--- What is expected ---
Extract all lines that hold "Rating" from the records below.
☆ ☆ ☆ ☆ ☆ ☆ ☆
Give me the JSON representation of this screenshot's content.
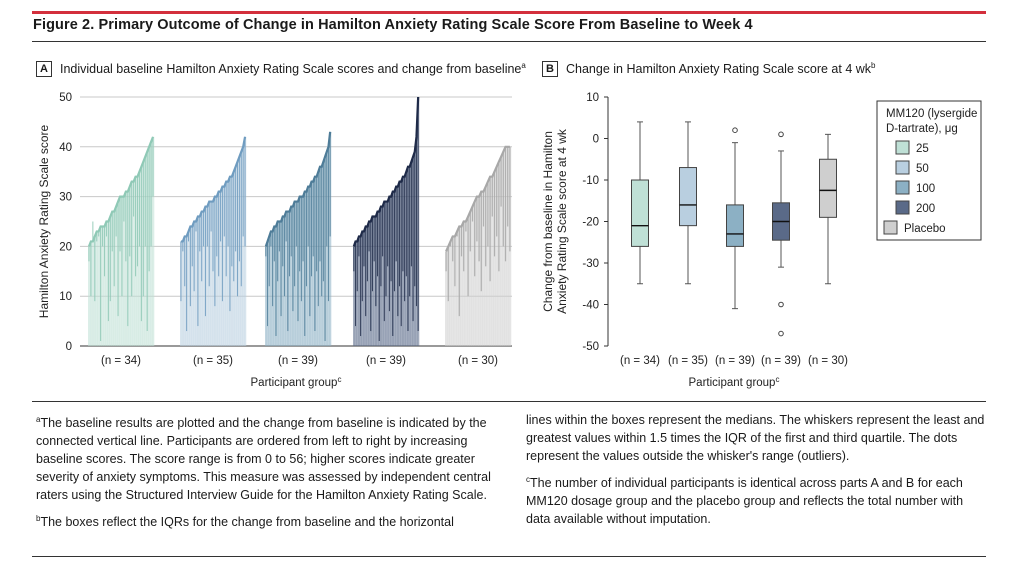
{
  "figure": {
    "title": "Figure 2. Primary Outcome of Change in Hamilton Anxiety Rating Scale Score From Baseline to Week 4"
  },
  "panelA": {
    "letter": "A",
    "title": "Individual baseline Hamilton Anxiety Rating Scale scores and change from baseline",
    "title_sup": "a"
  },
  "panelB": {
    "letter": "B",
    "title": "Change in Hamilton Anxiety Rating Scale score at 4 wk",
    "title_sup": "b"
  },
  "footnotes": {
    "a": "The baseline results are plotted and the change from baseline is indicated by the connected vertical line. Participants are ordered from left to right by increasing baseline scores. The score range is from 0 to 56; higher scores indicate greater severity of anxiety symptoms. This measure was assessed by independent central raters using the Structured Interview Guide for the Hamilton Anxiety Rating Scale.",
    "b": "The boxes reflect the IQRs for the change from baseline and the horizontal lines within the boxes represent the medians. The whiskers represent the least and greatest values within 1.5 times the IQR of the first and third quartile. The dots represent the values outside the whisker's range (outliers).",
    "c": "The number of individual participants is identical across parts A and B for each MM120 dosage group and the placebo group and reflects the total number with data available without imputation."
  },
  "colors": {
    "g25": "#bfe0d6",
    "g25_line": "#8fc9b6",
    "g50": "#b9cfe0",
    "g50_line": "#6f9cc0",
    "g100": "#8cb0c4",
    "g100_line": "#4e7c98",
    "g200": "#5a6a88",
    "g200_line": "#1e2a48",
    "placebo": "#cfcfcf",
    "placebo_line": "#a8a8a8",
    "accent": "#d32f3c"
  },
  "chart_data": [
    {
      "type": "bar",
      "title": "Individual baseline Hamilton Anxiety Rating Scale scores and change from baseline",
      "xlabel": "Participant group",
      "xlabel_sup": "c",
      "ylabel": "Hamilton Anxiety Rating Scale score",
      "ylim": [
        0,
        50
      ],
      "yticks": [
        0,
        10,
        20,
        30,
        40,
        50
      ],
      "grid": true,
      "groups": [
        {
          "name": "25",
          "n_label": "(n = 34)",
          "baseline": [
            20,
            21,
            21,
            22,
            23,
            23,
            24,
            24,
            24,
            25,
            25,
            26,
            27,
            27,
            28,
            29,
            30,
            30,
            30,
            31,
            31,
            32,
            33,
            33,
            34,
            34,
            35,
            36,
            37,
            38,
            39,
            40,
            41,
            42
          ],
          "endpoint": [
            17,
            10,
            25,
            9,
            21,
            22,
            1,
            20,
            14,
            22,
            5,
            9,
            19,
            12,
            22,
            6,
            19,
            10,
            25,
            17,
            4,
            18,
            10,
            26,
            14,
            16,
            20,
            5,
            10,
            20,
            3,
            15,
            20,
            30
          ]
        },
        {
          "name": "50",
          "n_label": "(n = 35)",
          "baseline": [
            21,
            21,
            22,
            22,
            23,
            24,
            24,
            25,
            25,
            26,
            26,
            27,
            27,
            28,
            28,
            29,
            29,
            29,
            30,
            30,
            31,
            31,
            32,
            32,
            33,
            33,
            34,
            34,
            35,
            36,
            37,
            38,
            39,
            40,
            42
          ],
          "endpoint": [
            9,
            19,
            12,
            3,
            21,
            8,
            16,
            11,
            23,
            4,
            19,
            13,
            20,
            6,
            20,
            12,
            23,
            15,
            8,
            18,
            14,
            21,
            9,
            22,
            14,
            20,
            7,
            16,
            13,
            19,
            10,
            17,
            12,
            22,
            20
          ]
        },
        {
          "name": "100",
          "n_label": "(n = 39)",
          "baseline": [
            20,
            21,
            22,
            23,
            23,
            24,
            24,
            25,
            25,
            25,
            26,
            26,
            27,
            27,
            27,
            28,
            28,
            29,
            29,
            29,
            30,
            30,
            30,
            31,
            31,
            32,
            32,
            33,
            33,
            34,
            34,
            35,
            36,
            36,
            37,
            38,
            39,
            40,
            43
          ],
          "endpoint": [
            18,
            4,
            12,
            20,
            8,
            17,
            2,
            13,
            19,
            6,
            16,
            10,
            21,
            3,
            14,
            18,
            7,
            12,
            20,
            5,
            15,
            9,
            17,
            2,
            12,
            20,
            6,
            14,
            18,
            3,
            15,
            8,
            17,
            10,
            13,
            1,
            20,
            9,
            22
          ]
        },
        {
          "name": "200",
          "n_label": "(n = 39)",
          "baseline": [
            20,
            21,
            21,
            22,
            22,
            23,
            23,
            24,
            24,
            25,
            25,
            26,
            26,
            26,
            27,
            27,
            28,
            28,
            29,
            29,
            29,
            30,
            30,
            31,
            31,
            32,
            32,
            33,
            33,
            34,
            34,
            35,
            36,
            36,
            37,
            38,
            39,
            42,
            50
          ],
          "endpoint": [
            15,
            4,
            11,
            18,
            2,
            9,
            16,
            6,
            13,
            19,
            3,
            11,
            17,
            8,
            14,
            1,
            12,
            18,
            5,
            10,
            16,
            7,
            13,
            2,
            11,
            17,
            6,
            12,
            4,
            15,
            9,
            14,
            3,
            10,
            16,
            5,
            12,
            8,
            3
          ]
        },
        {
          "name": "Placebo",
          "n_label": "(n = 30)",
          "baseline": [
            19,
            20,
            21,
            22,
            22,
            23,
            24,
            24,
            25,
            25,
            26,
            27,
            28,
            29,
            30,
            30,
            31,
            31,
            32,
            33,
            34,
            34,
            35,
            36,
            37,
            38,
            39,
            40,
            40,
            40
          ],
          "endpoint": [
            15,
            9,
            20,
            17,
            12,
            22,
            6,
            18,
            15,
            23,
            10,
            19,
            25,
            14,
            21,
            17,
            11,
            24,
            16,
            20,
            13,
            26,
            18,
            22,
            15,
            28,
            20,
            17,
            24,
            19
          ]
        }
      ]
    },
    {
      "type": "box",
      "title": "Change in Hamilton Anxiety Rating Scale score at 4 wk",
      "xlabel": "Participant group",
      "xlabel_sup": "c",
      "ylabel": "Change from baseline in Hamilton Anxiety Rating Scale score at 4 wk",
      "ylabel_lines": [
        "Change from baseline in Hamilton",
        "Anxiety Rating Scale score at 4 wk"
      ],
      "ylim": [
        -50,
        10
      ],
      "yticks": [
        -50,
        -40,
        -30,
        -20,
        -10,
        0,
        10
      ],
      "legend": {
        "title_lines": [
          "MM120 (lysergide",
          "D-tartrate), μg"
        ],
        "entries": [
          "25",
          "50",
          "100",
          "200",
          "Placebo"
        ],
        "placement": "right"
      },
      "series": [
        {
          "name": "25",
          "n_label": "(n = 34)",
          "whisker_low": -35,
          "q1": -26,
          "median": -21,
          "q3": -10,
          "whisker_high": 4,
          "outliers": []
        },
        {
          "name": "50",
          "n_label": "(n = 35)",
          "whisker_low": -35,
          "q1": -21,
          "median": -16,
          "q3": -7,
          "whisker_high": 4,
          "outliers": []
        },
        {
          "name": "100",
          "n_label": "(n = 39)",
          "whisker_low": -41,
          "q1": -26,
          "median": -23,
          "q3": -16,
          "whisker_high": -1,
          "outliers": [
            2
          ]
        },
        {
          "name": "200",
          "n_label": "(n = 39)",
          "whisker_low": -31,
          "q1": -24.5,
          "median": -20,
          "q3": -15.5,
          "whisker_high": -3,
          "outliers": [
            1,
            -40,
            -47
          ]
        },
        {
          "name": "Placebo",
          "n_label": "(n = 30)",
          "whisker_low": -35,
          "q1": -19,
          "median": -12.5,
          "q3": -5,
          "whisker_high": 1,
          "outliers": []
        }
      ]
    }
  ]
}
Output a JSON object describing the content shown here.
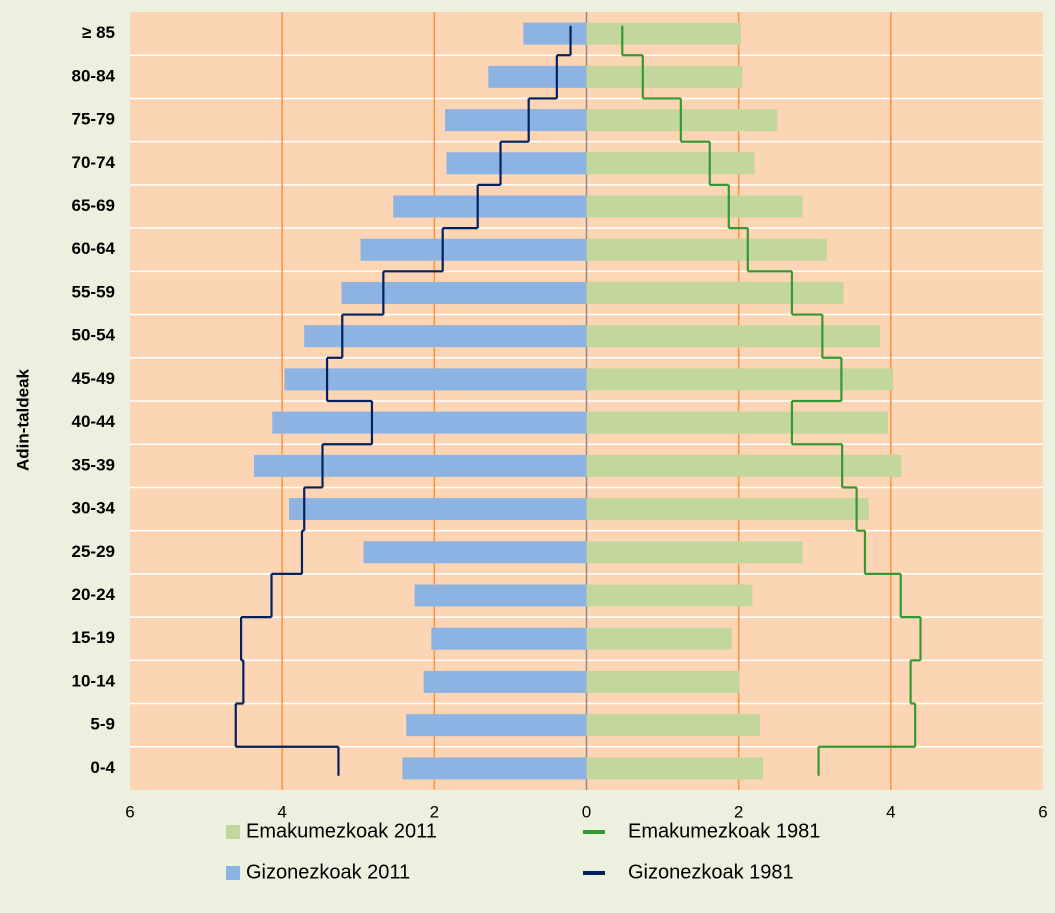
☆ ☆ ☆ ☆ ☆ ☆ ☆
--- Answer to this task ---
    "title": "Figure 2. Primary Outcome of Change in Hamilton Anxiety Rating Scale Score From Baseline to Week 4"
    "title": "Individual baseline Hamilton Anxiety Rating Scale scores and change from baseline",
    "title": "Change in Hamilton Anxiety Rating Scale score at 4 wk",
    "a": "The baseline results are plotted and the change from baseline is indicated by the connected vertical line. Participants are ordered from left to right by increasing baseline scores. The score range is from 0 to 56; higher scores indicate greater severity of anxiety symptoms. This measure was assessed by independent central raters using the Structured Interview Guide for the Hamilton Anxiety Rating Scale.",
      "title": "Individual baseline Hamilton Anxiety Rating Scale scores and change from baseline",
      "ylabel": "Hamilton Anxiety Rating Scale score",
      "title": "Change in Hamilton Anxiety Rating Scale score at 4 wk",
      "ylabel": "Change from baseline in Hamilton Anxiety Rating Scale score at 4 wk",
        "Anxiety Rating Scale score at 4 wk"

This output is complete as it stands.